Data shown:

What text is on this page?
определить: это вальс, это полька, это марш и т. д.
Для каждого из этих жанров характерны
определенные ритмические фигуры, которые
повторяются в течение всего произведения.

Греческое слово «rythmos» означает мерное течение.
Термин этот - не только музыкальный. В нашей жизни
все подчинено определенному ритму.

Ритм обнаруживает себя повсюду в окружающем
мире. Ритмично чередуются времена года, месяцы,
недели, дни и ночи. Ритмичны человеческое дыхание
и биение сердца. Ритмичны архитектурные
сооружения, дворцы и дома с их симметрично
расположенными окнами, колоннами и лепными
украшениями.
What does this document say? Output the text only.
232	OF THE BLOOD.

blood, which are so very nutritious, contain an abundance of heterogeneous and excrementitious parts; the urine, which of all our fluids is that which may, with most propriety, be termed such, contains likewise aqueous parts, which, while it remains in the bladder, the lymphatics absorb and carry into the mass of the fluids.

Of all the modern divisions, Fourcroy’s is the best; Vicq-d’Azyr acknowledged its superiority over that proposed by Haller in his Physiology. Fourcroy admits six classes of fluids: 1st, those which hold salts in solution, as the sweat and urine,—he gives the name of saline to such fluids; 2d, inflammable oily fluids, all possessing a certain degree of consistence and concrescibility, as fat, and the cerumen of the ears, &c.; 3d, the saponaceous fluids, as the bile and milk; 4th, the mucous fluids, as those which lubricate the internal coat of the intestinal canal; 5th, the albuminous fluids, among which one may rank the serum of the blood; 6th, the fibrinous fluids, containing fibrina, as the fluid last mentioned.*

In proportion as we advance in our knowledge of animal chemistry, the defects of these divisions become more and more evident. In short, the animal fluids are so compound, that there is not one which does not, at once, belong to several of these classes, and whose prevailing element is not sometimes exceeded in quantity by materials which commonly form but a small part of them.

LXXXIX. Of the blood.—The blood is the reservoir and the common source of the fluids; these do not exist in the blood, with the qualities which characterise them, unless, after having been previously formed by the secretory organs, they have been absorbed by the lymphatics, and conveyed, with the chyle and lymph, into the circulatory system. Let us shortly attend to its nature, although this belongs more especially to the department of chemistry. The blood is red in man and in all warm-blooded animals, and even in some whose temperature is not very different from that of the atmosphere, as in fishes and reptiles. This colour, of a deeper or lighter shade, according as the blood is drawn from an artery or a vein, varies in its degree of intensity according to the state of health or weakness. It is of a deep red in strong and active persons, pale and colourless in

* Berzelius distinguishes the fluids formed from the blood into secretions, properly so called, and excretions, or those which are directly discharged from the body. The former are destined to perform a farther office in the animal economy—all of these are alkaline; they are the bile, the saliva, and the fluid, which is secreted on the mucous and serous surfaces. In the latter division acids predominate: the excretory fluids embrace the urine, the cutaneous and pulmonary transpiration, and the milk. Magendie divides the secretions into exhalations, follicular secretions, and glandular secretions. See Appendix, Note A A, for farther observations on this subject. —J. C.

Task directions: Report all lines of the data above that include the string "What".

Final result:
What text is on this page?
What does this document say? Output the text only.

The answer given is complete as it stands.